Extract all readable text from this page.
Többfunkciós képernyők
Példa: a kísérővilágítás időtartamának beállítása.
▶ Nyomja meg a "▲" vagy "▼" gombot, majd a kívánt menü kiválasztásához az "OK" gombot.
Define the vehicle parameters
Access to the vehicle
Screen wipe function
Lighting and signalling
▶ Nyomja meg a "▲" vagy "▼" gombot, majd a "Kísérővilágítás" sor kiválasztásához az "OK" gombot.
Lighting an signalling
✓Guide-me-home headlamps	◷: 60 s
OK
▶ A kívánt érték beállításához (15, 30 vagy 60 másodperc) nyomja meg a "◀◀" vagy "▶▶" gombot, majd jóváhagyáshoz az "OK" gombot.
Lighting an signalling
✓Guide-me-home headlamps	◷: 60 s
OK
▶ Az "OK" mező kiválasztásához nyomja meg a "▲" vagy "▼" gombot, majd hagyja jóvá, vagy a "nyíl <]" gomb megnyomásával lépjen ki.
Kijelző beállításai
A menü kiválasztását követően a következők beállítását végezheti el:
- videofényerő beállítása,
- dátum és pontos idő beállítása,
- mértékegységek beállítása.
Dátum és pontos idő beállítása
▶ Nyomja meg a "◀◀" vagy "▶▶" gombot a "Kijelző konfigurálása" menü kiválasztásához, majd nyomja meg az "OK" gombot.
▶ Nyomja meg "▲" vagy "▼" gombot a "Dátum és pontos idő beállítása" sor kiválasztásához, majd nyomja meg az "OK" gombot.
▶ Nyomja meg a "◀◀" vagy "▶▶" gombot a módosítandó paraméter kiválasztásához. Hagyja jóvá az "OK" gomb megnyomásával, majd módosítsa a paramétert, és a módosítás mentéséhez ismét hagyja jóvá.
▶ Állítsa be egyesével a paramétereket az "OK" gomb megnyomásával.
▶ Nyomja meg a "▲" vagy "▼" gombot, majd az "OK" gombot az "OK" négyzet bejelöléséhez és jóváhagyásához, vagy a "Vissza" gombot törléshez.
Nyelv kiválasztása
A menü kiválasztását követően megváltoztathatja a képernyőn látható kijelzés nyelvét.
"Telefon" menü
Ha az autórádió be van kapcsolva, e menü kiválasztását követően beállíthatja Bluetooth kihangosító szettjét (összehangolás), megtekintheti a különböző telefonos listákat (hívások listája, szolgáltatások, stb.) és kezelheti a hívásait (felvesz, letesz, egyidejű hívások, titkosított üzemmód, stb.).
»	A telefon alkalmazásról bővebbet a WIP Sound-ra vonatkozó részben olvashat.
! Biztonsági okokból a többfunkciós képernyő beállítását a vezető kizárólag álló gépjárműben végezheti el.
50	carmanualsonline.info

**Given instruction:**
Report how many lines of the listing hold the word "beállítását", with nothing but the number.

**The answer:**
2